╭─ Provided entries

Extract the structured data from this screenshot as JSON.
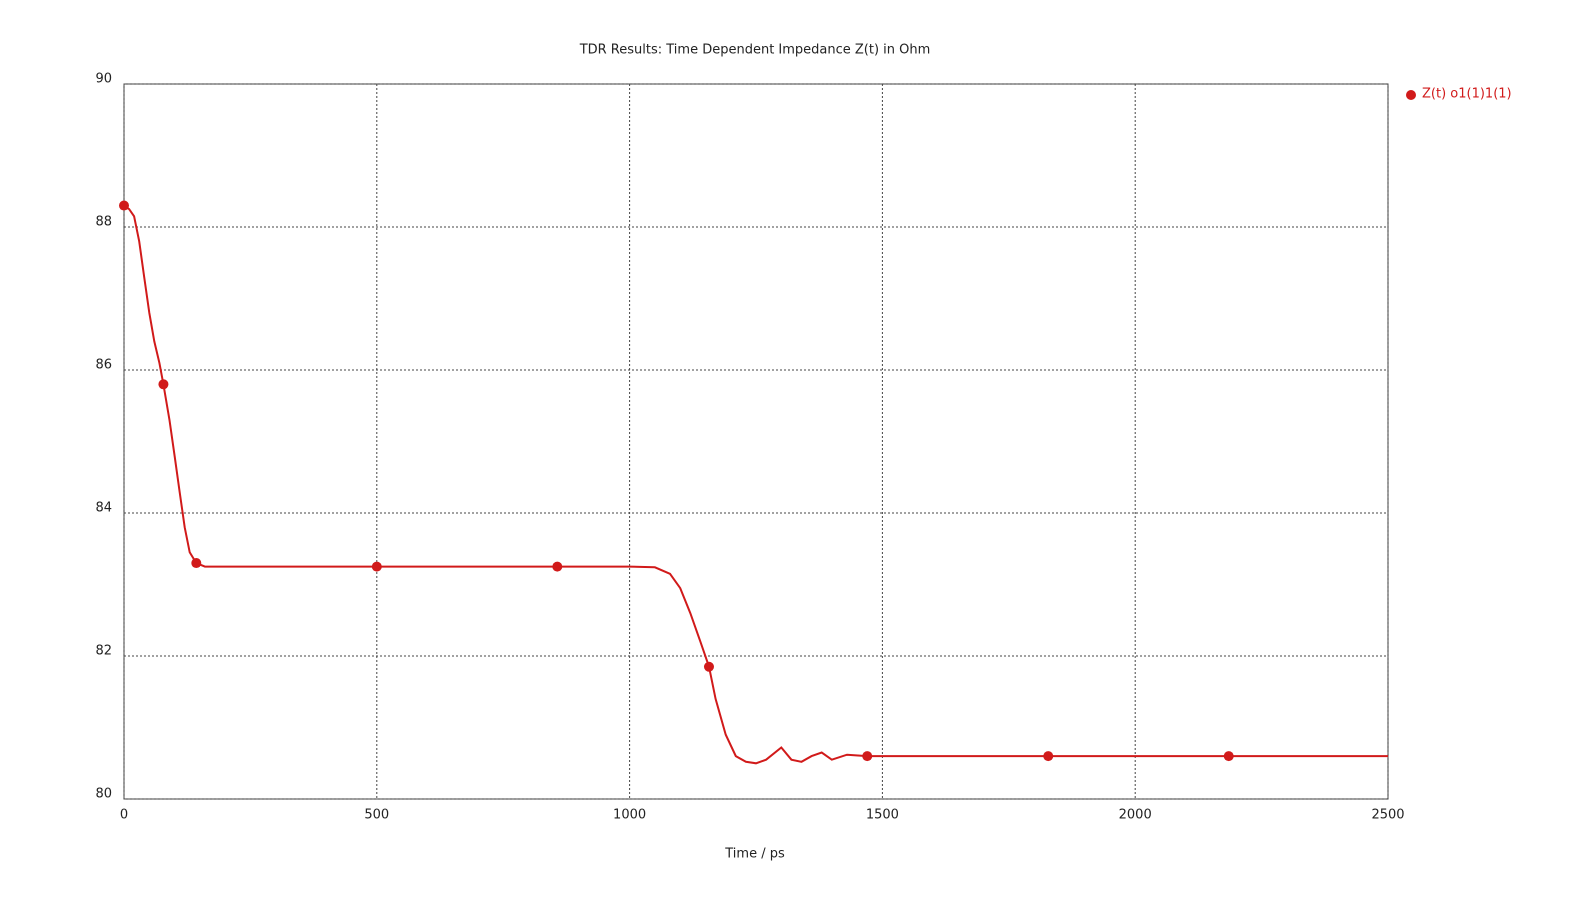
{
  "chart_data": {
    "type": "line",
    "title": "TDR Results: Time Dependent Impedance Z(t) in Ohm",
    "x_label": "Time / ps",
    "xlim": [
      0,
      2500
    ],
    "xticks": [
      0,
      500,
      1000,
      1500,
      2000,
      2500
    ],
    "ylim": [
      80,
      90
    ],
    "yticks": [
      80,
      82,
      84,
      86,
      88,
      90
    ],
    "grid": true,
    "legend": "right",
    "series": [
      {
        "name": "Z(t) o1(1)1(1)",
        "color": "#d11a1a",
        "x": [
          0,
          10,
          20,
          30,
          40,
          50,
          60,
          70,
          78,
          90,
          100,
          110,
          120,
          130,
          143,
          160,
          200,
          300,
          500,
          857,
          1000,
          1050,
          1080,
          1100,
          1120,
          1140,
          1157,
          1170,
          1190,
          1210,
          1230,
          1250,
          1270,
          1300,
          1320,
          1340,
          1360,
          1380,
          1400,
          1430,
          1470,
          1500,
          1600,
          1828,
          2185,
          2500
        ],
        "values": [
          88.3,
          88.25,
          88.15,
          87.8,
          87.3,
          86.8,
          86.4,
          86.1,
          85.8,
          85.3,
          84.8,
          84.3,
          83.8,
          83.45,
          83.3,
          83.25,
          83.25,
          83.25,
          83.25,
          83.25,
          83.25,
          83.24,
          83.15,
          82.95,
          82.6,
          82.2,
          81.85,
          81.4,
          80.9,
          80.6,
          80.52,
          80.5,
          80.55,
          80.72,
          80.55,
          80.52,
          80.6,
          80.65,
          80.55,
          80.62,
          80.6,
          80.6,
          80.6,
          80.6,
          80.6,
          80.6
        ],
        "markers": {
          "x": [
            0,
            78,
            143,
            500,
            857,
            1157,
            1470,
            1828,
            2185
          ],
          "values": [
            88.3,
            85.8,
            83.3,
            83.25,
            83.25,
            81.85,
            80.6,
            80.6,
            80.6
          ]
        }
      }
    ]
  }
}
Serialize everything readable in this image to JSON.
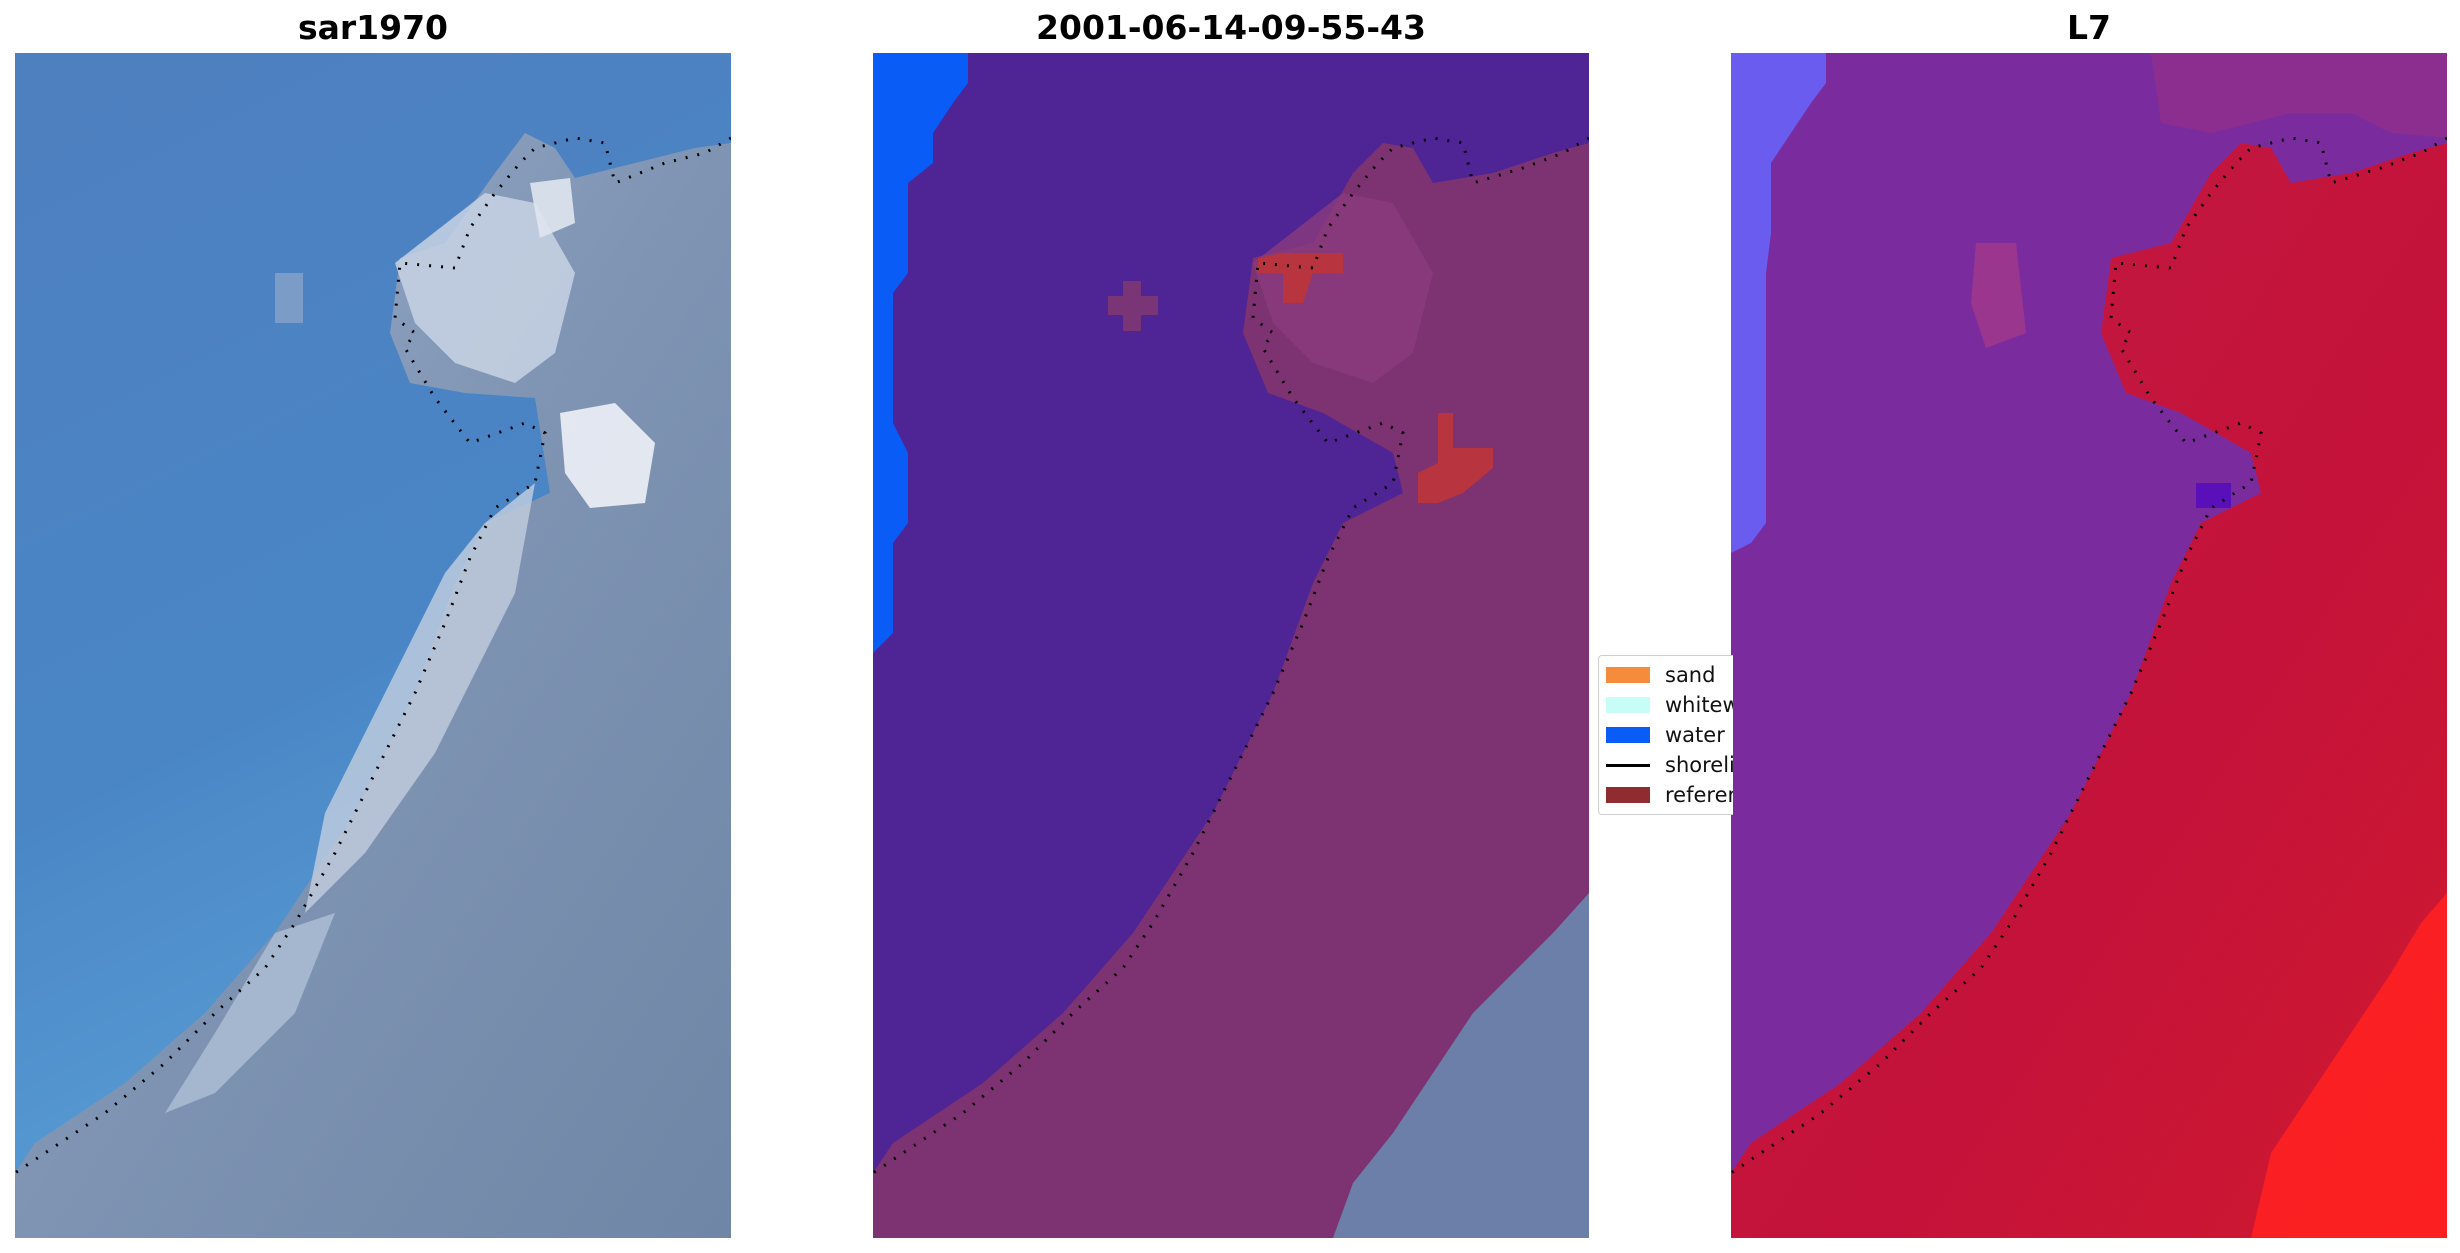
{
  "panels": [
    {
      "title": "sar1970"
    },
    {
      "title": "2001-06-14-09-55-43"
    },
    {
      "title": "L7"
    }
  ],
  "legend": {
    "items": [
      {
        "label": "sand",
        "kind": "patch",
        "color": "#f58c3c"
      },
      {
        "label": "whitewater",
        "kind": "patch",
        "color": "#c8fcf6"
      },
      {
        "label": "water",
        "kind": "patch",
        "color": "#0a5cf7"
      },
      {
        "label": "shoreline",
        "kind": "line",
        "color": "#000000"
      },
      {
        "label": "reference shoreline",
        "kind": "patch",
        "color": "#8f2c30"
      }
    ]
  },
  "colors": {
    "rgb_water": "#4a83c4",
    "rgb_land": "#7f95b3",
    "class_water": "#4f2495",
    "class_land": "#7d2f6b",
    "class_blue": "#0a5cf7",
    "class_reference": "#b8353f",
    "false_color_water": "#7a2a9c",
    "false_color_land": "#c01a3c",
    "false_color_bright": "#ff2222"
  }
}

╰─

◆ Directions
Here the job is to quote the lines from the one with "Serialize everything readable" through the end of the material, both included, exactly; please skip the pictures.

◆ Response
Serialize everything readable in this image to JSON.
{
  "panels": [
    {
      "title": "sar1970"
    },
    {
      "title": "2001-06-14-09-55-43"
    },
    {
      "title": "L7"
    }
  ],
  "legend": {
    "items": [
      {
        "label": "sand",
        "kind": "patch",
        "color": "#f58c3c"
      },
      {
        "label": "whitewater",
        "kind": "patch",
        "color": "#c8fcf6"
      },
      {
        "label": "water",
        "kind": "patch",
        "color": "#0a5cf7"
      },
      {
        "label": "shoreline",
        "kind": "line",
        "color": "#000000"
      },
      {
        "label": "reference shoreline",
        "kind": "patch",
        "color": "#8f2c30"
      }
    ]
  },
  "colors": {
    "rgb_water": "#4a83c4",
    "rgb_land": "#7f95b3",
    "class_water": "#4f2495",
    "class_land": "#7d2f6b",
    "class_blue": "#0a5cf7",
    "class_reference": "#b8353f",
    "false_color_water": "#7a2a9c",
    "false_color_land": "#c01a3c",
    "false_color_bright": "#ff2222"
  }
}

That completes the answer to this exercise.